TO DO – Work out how many lines contain "document". Reply with the count alone.

(Saved entries)
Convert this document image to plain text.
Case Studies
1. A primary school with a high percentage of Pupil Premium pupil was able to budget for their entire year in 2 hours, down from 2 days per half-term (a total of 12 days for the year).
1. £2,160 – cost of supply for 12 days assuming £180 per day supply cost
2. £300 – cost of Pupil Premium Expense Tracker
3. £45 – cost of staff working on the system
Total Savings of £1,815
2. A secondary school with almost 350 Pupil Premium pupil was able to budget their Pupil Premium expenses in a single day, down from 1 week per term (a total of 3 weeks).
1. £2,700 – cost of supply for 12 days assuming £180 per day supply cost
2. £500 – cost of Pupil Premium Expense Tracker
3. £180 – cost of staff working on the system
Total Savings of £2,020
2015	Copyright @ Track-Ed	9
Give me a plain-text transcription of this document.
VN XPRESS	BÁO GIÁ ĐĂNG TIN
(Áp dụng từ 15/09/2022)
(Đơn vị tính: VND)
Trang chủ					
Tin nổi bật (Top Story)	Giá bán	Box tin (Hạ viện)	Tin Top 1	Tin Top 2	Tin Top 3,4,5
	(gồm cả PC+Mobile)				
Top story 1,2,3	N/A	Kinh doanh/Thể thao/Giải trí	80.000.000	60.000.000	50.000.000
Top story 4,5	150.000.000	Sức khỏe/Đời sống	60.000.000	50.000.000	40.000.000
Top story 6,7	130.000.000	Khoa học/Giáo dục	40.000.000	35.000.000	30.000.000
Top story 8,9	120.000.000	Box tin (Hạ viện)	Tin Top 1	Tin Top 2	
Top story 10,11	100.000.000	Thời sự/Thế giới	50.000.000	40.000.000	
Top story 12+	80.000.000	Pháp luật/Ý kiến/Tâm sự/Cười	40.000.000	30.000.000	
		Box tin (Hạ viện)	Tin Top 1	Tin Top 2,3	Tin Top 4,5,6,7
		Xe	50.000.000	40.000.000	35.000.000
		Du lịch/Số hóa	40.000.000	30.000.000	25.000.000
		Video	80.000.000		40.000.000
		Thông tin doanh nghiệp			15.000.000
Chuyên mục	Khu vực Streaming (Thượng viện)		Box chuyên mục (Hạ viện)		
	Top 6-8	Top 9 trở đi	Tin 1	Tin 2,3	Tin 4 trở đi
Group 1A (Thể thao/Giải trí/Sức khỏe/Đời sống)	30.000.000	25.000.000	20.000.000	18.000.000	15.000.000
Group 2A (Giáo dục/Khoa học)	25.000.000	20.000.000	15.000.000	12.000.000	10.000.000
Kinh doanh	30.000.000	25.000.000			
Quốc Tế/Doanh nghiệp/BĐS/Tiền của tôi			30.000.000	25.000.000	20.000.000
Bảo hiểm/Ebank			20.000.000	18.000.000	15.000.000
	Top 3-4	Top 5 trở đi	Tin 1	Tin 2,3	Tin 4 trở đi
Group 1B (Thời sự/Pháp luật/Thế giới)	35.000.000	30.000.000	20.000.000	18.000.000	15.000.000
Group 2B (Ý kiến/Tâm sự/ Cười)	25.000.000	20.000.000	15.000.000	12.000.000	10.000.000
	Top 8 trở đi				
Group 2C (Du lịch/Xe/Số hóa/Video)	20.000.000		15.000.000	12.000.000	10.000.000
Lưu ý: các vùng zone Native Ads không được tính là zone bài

CORRECT OUTPUT – 2